Your instructions => Search the listing below for "photo". Copy each matching line.

---------------

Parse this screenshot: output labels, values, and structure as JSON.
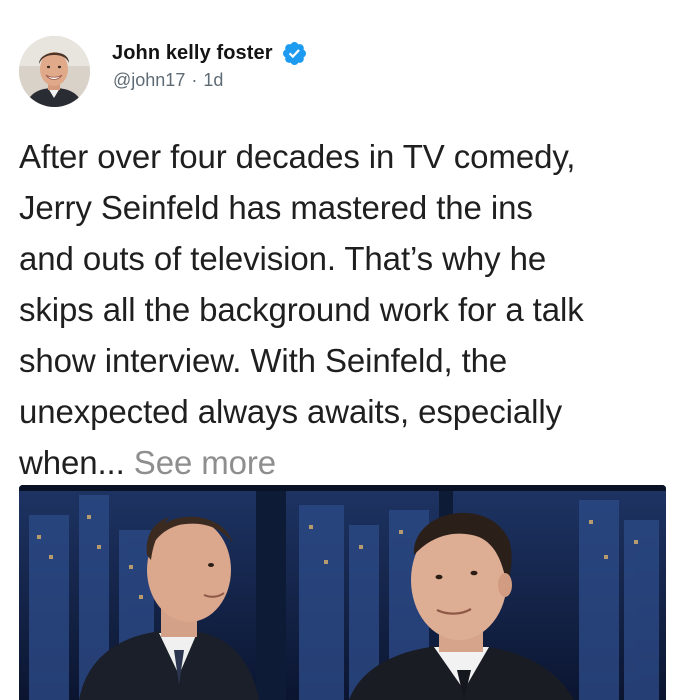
{
  "tweet": {
    "author": {
      "display_name": "John kelly foster",
      "handle": "@john17",
      "verified": true,
      "avatar_icon": "profile-photo"
    },
    "time_separator": "·",
    "relative_time": "1d",
    "text": "After over four decades in TV comedy,\nJerry Seinfeld has mastered the ins\nand outs of television. That’s why he\nskips all the background work for a talk\nshow interview. With Seinfeld, the\nunexpected always awaits, especially\nwhen...",
    "see_more_label": "See more",
    "media": {
      "type": "photo",
      "description_icon": "talk-show-photo"
    }
  },
  "colors": {
    "verified_blue": "#1d9bf0",
    "secondary_text": "#5e6b75",
    "see_more": "#8e8e8e",
    "body_text": "#1f1f1f"
  }
}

---------------

Response =>
      "avatar_icon": "profile-photo"
      "type": "photo",
      "description_icon": "talk-show-photo"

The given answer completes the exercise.